### CHALLENGE
List every line below containing "name".

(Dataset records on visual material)
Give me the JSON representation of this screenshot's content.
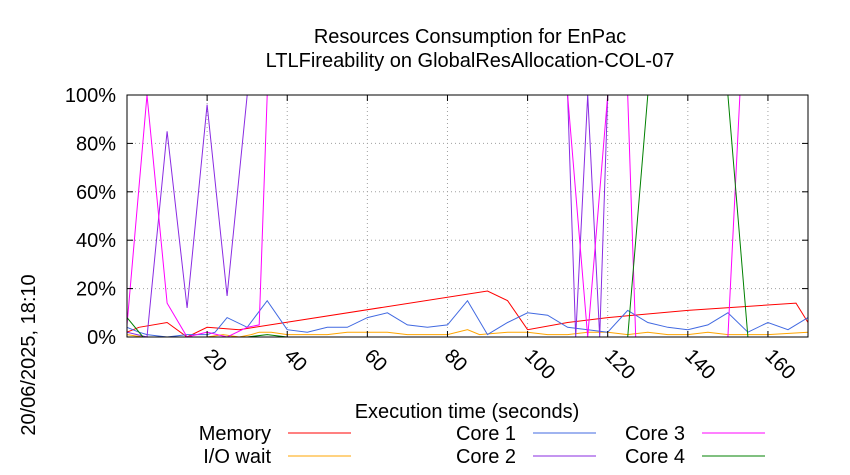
{
  "chart_data": {
    "type": "line",
    "title": "Resources Consumption for EnPac",
    "subtitle": "LTLFireability on GlobalResAllocation-COL-07",
    "xlabel": "Execution time (seconds)",
    "ylabel": "",
    "side_label": "20/06/2025, 18:10",
    "xlim": [
      0,
      170
    ],
    "ylim": [
      0,
      100
    ],
    "x_ticks": [
      20,
      40,
      60,
      80,
      100,
      120,
      140,
      160
    ],
    "y_ticks": [
      0,
      20,
      40,
      60,
      80,
      100
    ],
    "y_tick_labels": [
      "0%",
      "20%",
      "40%",
      "60%",
      "80%",
      "100%"
    ],
    "grid": true,
    "legend_position": "bottom",
    "series": [
      {
        "name": "Memory",
        "color": "#ff0000",
        "points": [
          [
            0,
            2
          ],
          [
            3,
            4
          ],
          [
            10,
            6
          ],
          [
            15,
            0
          ],
          [
            20,
            4
          ],
          [
            28,
            3
          ],
          [
            90,
            19
          ],
          [
            95,
            15
          ],
          [
            100,
            3
          ],
          [
            110,
            6
          ],
          [
            120,
            8
          ],
          [
            140,
            11
          ],
          [
            167,
            14
          ],
          [
            170,
            6
          ]
        ]
      },
      {
        "name": "I/O wait",
        "color": "#ffa500",
        "points": [
          [
            0,
            1
          ],
          [
            4,
            0
          ],
          [
            20,
            0
          ],
          [
            24,
            1
          ],
          [
            28,
            0
          ],
          [
            31,
            1
          ],
          [
            33,
            2
          ],
          [
            36,
            2
          ],
          [
            40,
            1
          ],
          [
            50,
            1
          ],
          [
            55,
            2
          ],
          [
            65,
            2
          ],
          [
            70,
            1
          ],
          [
            80,
            1
          ],
          [
            85,
            3
          ],
          [
            88,
            1
          ],
          [
            95,
            2
          ],
          [
            100,
            2
          ],
          [
            105,
            1
          ],
          [
            110,
            1
          ],
          [
            115,
            2
          ],
          [
            120,
            2
          ],
          [
            125,
            1
          ],
          [
            130,
            2
          ],
          [
            135,
            1
          ],
          [
            140,
            1
          ],
          [
            145,
            2
          ],
          [
            150,
            1
          ],
          [
            160,
            1
          ],
          [
            170,
            2
          ]
        ]
      },
      {
        "name": "Core 1",
        "color": "#4169e1",
        "points": [
          [
            0,
            4
          ],
          [
            3,
            2
          ],
          [
            5,
            1
          ],
          [
            10,
            0
          ],
          [
            15,
            1
          ],
          [
            20,
            1
          ],
          [
            22,
            2
          ],
          [
            25,
            8
          ],
          [
            30,
            4
          ],
          [
            35,
            15
          ],
          [
            40,
            3
          ],
          [
            45,
            2
          ],
          [
            50,
            4
          ],
          [
            55,
            4
          ],
          [
            60,
            8
          ],
          [
            65,
            10
          ],
          [
            70,
            5
          ],
          [
            75,
            4
          ],
          [
            80,
            5
          ],
          [
            85,
            15
          ],
          [
            90,
            1
          ],
          [
            95,
            6
          ],
          [
            100,
            10
          ],
          [
            105,
            9
          ],
          [
            110,
            4
          ],
          [
            115,
            3
          ],
          [
            120,
            2
          ],
          [
            125,
            11
          ],
          [
            130,
            6
          ],
          [
            135,
            4
          ],
          [
            140,
            3
          ],
          [
            145,
            5
          ],
          [
            150,
            10
          ],
          [
            155,
            2
          ],
          [
            160,
            6
          ],
          [
            165,
            3
          ],
          [
            170,
            8
          ]
        ]
      },
      {
        "name": "Core 2",
        "color": "#8a2be2",
        "points": [
          [
            0,
            2
          ],
          [
            5,
            0
          ],
          [
            10,
            85
          ],
          [
            15,
            12
          ],
          [
            20,
            96
          ],
          [
            25,
            17
          ],
          [
            30,
            100
          ],
          [
            33,
            100
          ],
          [
            35,
            100
          ],
          [
            40,
            100
          ],
          [
            45,
            100
          ],
          [
            50,
            100
          ],
          [
            55,
            100
          ],
          [
            60,
            100
          ],
          [
            65,
            100
          ],
          [
            70,
            100
          ],
          [
            75,
            100
          ],
          [
            80,
            100
          ],
          [
            85,
            100
          ],
          [
            90,
            100
          ],
          [
            95,
            100
          ],
          [
            100,
            100
          ],
          [
            105,
            100
          ],
          [
            110,
            100
          ],
          [
            112,
            0
          ],
          [
            115,
            100
          ],
          [
            118,
            0
          ],
          [
            120,
            100
          ],
          [
            125,
            100
          ],
          [
            130,
            100
          ],
          [
            135,
            100
          ],
          [
            140,
            100
          ],
          [
            145,
            100
          ],
          [
            150,
            100
          ],
          [
            155,
            100
          ],
          [
            160,
            100
          ],
          [
            165,
            100
          ],
          [
            170,
            100
          ]
        ]
      },
      {
        "name": "Core 3",
        "color": "#ff00ff",
        "points": [
          [
            0,
            5
          ],
          [
            5,
            100
          ],
          [
            10,
            14
          ],
          [
            15,
            0
          ],
          [
            20,
            2
          ],
          [
            25,
            0
          ],
          [
            30,
            4
          ],
          [
            33,
            5
          ],
          [
            35,
            100
          ],
          [
            40,
            100
          ],
          [
            45,
            100
          ],
          [
            50,
            100
          ],
          [
            55,
            100
          ],
          [
            60,
            100
          ],
          [
            65,
            100
          ],
          [
            70,
            100
          ],
          [
            75,
            100
          ],
          [
            80,
            100
          ],
          [
            85,
            100
          ],
          [
            90,
            100
          ],
          [
            95,
            100
          ],
          [
            100,
            100
          ],
          [
            105,
            100
          ],
          [
            110,
            100
          ],
          [
            115,
            0
          ],
          [
            120,
            100
          ],
          [
            125,
            100
          ],
          [
            127,
            0
          ],
          [
            130,
            0
          ],
          [
            135,
            0
          ],
          [
            140,
            0
          ],
          [
            145,
            0
          ],
          [
            150,
            0
          ],
          [
            153,
            100
          ],
          [
            155,
            100
          ],
          [
            160,
            100
          ],
          [
            165,
            100
          ],
          [
            170,
            100
          ]
        ]
      },
      {
        "name": "Core 4",
        "color": "#008000",
        "points": [
          [
            0,
            8
          ],
          [
            4,
            0
          ],
          [
            10,
            0
          ],
          [
            20,
            0
          ],
          [
            30,
            0
          ],
          [
            35,
            1
          ],
          [
            40,
            0
          ],
          [
            50,
            0
          ],
          [
            60,
            0
          ],
          [
            70,
            0
          ],
          [
            80,
            0
          ],
          [
            90,
            0
          ],
          [
            100,
            0
          ],
          [
            110,
            0
          ],
          [
            120,
            0
          ],
          [
            125,
            0
          ],
          [
            130,
            100
          ],
          [
            135,
            100
          ],
          [
            140,
            100
          ],
          [
            145,
            100
          ],
          [
            150,
            100
          ],
          [
            155,
            0
          ],
          [
            160,
            0
          ],
          [
            170,
            0
          ]
        ]
      }
    ]
  }
}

### ANSWER TO THIS EXERCISE
        "name": "Memory",
        "name": "I/O wait",
        "name": "Core 1",
        "name": "Core 2",
        "name": "Core 3",
        "name": "Core 4",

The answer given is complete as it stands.